───── Text for analysis ─────

The dissection of mediastinal lymph node follows the same steps as it does in open surgery. It is carried out with hook or vessel sealer on the right hand and fenestrated forceps on the left hand, to excise en-bloc the fatty tissue of the hilum and mediastinum that contain the lymph nodes. Attention must be taken to prevent damage to the lymph nodes and to dissect free the adipose tissue surrounding the lymph nodes themselves. It is necessary to coagulate small lymphatic channels with hook or better with vessel sealer to prevent bleeding or exudation of lymphatic fluid into the chest. A Cadiere is generally used on the left arm and a vessel sealer or a hook is used on the right arm. Suction/irrigator can be used on the third arm to keep the operative field clean.

Figure 7.1 Station 2 to 4: The mediastinal pleura is incised vertically from the apex along the edge of the superior vena cava. The vagus and phrenic nerves are identified and carefully preserved. When possible the fatty tissue, located between the superior vena cava, anteriorly, and the esophagus, posteriorly, should be removed as an en-bloc resection.

Before starting the surgical intervention, the pulmonary ligament is separated from the mediastinal pleura adjacent anteriorly and posteriorly to it. The number and consistency of lymph nodes have a high variability at any station: They can be absent, discrete, or copious and surrounded by abundant fat tissue. Mediastinal lymph node dissection is generally performed at the end of the procedure; however, the dissection of some lymph node stations is required during hilum dissection, to safely complete the lobectomy. For example, for the dissection of the Boyden artery, dissection of station 4 can be useful to obtain enough space for stapler positioning. However, here below, we have described the procedures station by station.

Right Side

Station 2 to 4: The mediastinal pleura is incised vertically from the apex along the edge of the superior vena cava. The vagus and phrenic nerves are identified and carefully preserved. When possible the fatty tissue, located between the superior vena cava, anteriorly, and the esophagus, posteriorly, should be removed as an en-bloc resection (Fig. 7.1). Generally the fatty tissue and lymph node are dissected away from the tracheal wall and the posterior wall of the superior vena cava, taking particular attention on identifying eventual intercostal veins that drain directly in superior vena cava. It is recommended to master these veins with a clip, because if accidently cut, they have a tendency to retract and disappear, making the control of bleeding difficult. Then the dissection continues down to station 4. The division of the azygos vein is not necessary: The wristed instrumentation allows to safely reach the fatty tissue behind the vein, and if needed the azygos vein can be surrounded by a sling and retracted.

Station 3: Once the upper mediastinal pleura is opened, the lymph nodes in front of the superior vena cava and/or posterior to the trachea are accessible. Generally, this station is dissected in continuity with station 2.

───── Source data ─────

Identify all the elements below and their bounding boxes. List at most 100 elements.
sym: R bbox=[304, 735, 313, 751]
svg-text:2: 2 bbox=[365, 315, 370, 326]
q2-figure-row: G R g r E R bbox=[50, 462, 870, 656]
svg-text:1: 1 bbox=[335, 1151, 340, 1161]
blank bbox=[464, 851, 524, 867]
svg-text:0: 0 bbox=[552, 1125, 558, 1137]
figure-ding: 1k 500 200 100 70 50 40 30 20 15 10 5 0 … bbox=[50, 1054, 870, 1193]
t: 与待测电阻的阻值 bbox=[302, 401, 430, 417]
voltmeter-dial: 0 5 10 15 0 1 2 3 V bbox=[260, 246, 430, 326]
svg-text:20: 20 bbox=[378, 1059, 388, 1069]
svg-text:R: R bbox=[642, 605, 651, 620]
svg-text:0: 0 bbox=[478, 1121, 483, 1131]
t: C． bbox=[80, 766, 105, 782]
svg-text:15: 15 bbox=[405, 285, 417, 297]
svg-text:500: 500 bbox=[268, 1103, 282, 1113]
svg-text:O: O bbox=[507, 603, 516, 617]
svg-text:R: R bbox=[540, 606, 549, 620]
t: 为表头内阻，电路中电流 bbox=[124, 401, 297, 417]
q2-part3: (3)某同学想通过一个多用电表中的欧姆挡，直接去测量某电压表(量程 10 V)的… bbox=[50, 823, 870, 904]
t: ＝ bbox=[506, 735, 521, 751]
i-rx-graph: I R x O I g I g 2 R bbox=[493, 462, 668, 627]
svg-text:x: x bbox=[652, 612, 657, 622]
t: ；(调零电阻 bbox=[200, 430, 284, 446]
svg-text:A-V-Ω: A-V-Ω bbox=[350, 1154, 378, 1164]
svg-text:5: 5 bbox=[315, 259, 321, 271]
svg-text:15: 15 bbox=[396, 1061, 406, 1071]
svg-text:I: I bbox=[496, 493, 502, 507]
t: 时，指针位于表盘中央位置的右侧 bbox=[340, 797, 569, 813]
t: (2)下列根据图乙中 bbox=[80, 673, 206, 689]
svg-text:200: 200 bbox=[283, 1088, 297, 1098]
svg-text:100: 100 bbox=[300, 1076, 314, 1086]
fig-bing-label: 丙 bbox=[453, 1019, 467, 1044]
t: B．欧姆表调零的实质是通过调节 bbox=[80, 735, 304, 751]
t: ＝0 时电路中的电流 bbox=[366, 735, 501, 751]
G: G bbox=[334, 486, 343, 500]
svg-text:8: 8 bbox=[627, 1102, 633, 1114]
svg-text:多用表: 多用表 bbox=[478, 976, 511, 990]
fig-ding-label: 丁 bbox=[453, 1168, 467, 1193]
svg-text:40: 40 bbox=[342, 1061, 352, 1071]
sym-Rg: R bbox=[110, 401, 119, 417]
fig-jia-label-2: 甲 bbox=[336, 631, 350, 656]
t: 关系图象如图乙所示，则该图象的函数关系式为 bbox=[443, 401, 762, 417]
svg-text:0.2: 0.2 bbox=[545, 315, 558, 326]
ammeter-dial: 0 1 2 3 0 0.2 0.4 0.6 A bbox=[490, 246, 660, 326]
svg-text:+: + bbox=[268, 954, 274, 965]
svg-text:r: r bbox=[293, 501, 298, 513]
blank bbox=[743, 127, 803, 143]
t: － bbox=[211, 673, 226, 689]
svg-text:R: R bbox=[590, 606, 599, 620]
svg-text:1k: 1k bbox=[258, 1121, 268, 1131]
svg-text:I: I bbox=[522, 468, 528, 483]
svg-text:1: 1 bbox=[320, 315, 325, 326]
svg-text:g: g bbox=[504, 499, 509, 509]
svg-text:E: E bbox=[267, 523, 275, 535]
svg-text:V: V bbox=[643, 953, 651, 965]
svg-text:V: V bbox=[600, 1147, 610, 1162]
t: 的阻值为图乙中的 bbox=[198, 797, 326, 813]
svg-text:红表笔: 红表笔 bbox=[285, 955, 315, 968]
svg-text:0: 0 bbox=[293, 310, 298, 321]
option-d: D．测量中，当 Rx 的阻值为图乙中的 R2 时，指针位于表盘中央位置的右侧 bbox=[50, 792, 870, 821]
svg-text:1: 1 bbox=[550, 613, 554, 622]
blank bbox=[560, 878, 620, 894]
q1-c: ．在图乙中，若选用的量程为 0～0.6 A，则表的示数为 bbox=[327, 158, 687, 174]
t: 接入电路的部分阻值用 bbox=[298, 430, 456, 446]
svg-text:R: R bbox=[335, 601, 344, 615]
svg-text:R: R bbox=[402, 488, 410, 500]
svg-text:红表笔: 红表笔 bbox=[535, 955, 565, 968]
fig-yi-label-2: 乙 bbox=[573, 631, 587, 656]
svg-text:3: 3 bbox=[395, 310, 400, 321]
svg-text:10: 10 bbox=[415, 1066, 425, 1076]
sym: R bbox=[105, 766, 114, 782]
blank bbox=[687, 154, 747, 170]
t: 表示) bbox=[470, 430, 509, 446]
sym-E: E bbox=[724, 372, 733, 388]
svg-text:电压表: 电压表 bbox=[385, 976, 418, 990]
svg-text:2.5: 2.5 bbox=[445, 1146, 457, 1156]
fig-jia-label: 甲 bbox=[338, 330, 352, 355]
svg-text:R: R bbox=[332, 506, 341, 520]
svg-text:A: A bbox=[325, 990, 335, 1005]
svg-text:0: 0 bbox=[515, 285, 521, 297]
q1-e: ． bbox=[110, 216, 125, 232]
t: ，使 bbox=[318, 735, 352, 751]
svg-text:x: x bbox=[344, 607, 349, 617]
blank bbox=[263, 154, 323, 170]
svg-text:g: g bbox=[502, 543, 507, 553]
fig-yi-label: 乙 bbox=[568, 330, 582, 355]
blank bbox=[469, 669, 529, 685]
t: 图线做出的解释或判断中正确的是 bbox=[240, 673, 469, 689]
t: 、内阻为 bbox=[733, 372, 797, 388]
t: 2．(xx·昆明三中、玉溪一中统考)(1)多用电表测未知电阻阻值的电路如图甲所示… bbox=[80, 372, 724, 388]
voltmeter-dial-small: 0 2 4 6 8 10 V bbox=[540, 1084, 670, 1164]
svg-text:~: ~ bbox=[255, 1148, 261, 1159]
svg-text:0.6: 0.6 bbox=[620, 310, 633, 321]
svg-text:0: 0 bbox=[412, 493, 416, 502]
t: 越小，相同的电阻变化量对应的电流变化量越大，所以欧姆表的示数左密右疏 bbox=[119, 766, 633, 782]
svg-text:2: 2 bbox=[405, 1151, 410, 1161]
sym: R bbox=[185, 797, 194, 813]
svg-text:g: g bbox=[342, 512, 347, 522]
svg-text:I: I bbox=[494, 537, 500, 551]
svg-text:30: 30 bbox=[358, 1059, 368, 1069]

─────

**Task A**:
In the text on mediastinal lymph node dissection, which instrument is generally used on the left arm?
**Task B**:
Retype the part of the text on mediastinal lymph node dissection that opens with the words containing "Figure 7.1 Station 2" and closes with "an en-bloc resection.".

**Worked solution A**:
A Cadiere is generally used on the left arm.

**Worked solution B**:
Figure 7.1 Station 2 to 4: The mediastinal pleura is incised vertically from the apex along the edge of the superior vena cava. The vagus and phrenic nerves are identified and carefully preserved. When possible the fatty tissue, located between the superior vena cava, anteriorly, and the esophagus, posteriorly, should be removed as an en-bloc resection.